Read the listing below and copy out every line that holds "الكبرى".

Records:

— begin —

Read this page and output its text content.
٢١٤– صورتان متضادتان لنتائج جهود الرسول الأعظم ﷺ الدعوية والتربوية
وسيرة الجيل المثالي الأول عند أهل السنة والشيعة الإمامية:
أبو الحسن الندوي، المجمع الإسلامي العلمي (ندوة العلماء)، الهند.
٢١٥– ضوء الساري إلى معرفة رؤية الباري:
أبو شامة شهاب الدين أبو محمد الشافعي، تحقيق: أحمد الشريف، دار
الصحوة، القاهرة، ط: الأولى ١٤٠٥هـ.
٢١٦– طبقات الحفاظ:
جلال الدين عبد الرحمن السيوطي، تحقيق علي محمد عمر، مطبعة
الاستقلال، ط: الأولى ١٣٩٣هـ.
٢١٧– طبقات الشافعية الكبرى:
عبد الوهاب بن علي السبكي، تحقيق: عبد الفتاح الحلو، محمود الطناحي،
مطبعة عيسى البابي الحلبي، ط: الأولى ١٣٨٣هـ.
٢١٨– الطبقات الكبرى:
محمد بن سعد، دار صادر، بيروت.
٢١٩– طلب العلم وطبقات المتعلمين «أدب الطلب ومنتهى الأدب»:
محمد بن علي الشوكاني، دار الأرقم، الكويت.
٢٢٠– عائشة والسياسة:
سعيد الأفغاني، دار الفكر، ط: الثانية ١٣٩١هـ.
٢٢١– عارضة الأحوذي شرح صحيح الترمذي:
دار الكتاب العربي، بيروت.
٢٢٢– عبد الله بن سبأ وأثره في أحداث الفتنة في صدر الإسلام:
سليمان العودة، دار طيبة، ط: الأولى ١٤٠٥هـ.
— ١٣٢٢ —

— end —
— begin —

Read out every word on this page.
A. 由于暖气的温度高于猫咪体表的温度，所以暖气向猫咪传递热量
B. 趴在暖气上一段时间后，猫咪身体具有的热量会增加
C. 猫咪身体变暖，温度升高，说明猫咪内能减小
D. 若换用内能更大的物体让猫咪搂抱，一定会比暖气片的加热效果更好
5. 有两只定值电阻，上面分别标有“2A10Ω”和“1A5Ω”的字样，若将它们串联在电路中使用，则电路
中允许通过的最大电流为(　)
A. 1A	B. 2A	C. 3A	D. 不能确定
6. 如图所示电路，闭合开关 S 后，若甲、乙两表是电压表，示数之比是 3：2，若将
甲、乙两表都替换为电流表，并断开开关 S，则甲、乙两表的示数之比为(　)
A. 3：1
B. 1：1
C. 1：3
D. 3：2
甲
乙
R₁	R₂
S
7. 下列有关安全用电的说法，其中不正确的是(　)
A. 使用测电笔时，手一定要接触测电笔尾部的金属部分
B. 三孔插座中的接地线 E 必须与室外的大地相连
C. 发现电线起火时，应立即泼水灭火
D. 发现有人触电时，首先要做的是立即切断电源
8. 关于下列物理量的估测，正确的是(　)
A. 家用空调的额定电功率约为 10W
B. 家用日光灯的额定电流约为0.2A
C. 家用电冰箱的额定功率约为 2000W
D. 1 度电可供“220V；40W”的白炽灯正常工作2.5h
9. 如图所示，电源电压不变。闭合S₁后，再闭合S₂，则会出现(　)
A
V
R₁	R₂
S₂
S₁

— end —

• [Result for this task]:
٢١٧– طبقات الشافعية الكبرى:
٢١٨– الطبقات الكبرى:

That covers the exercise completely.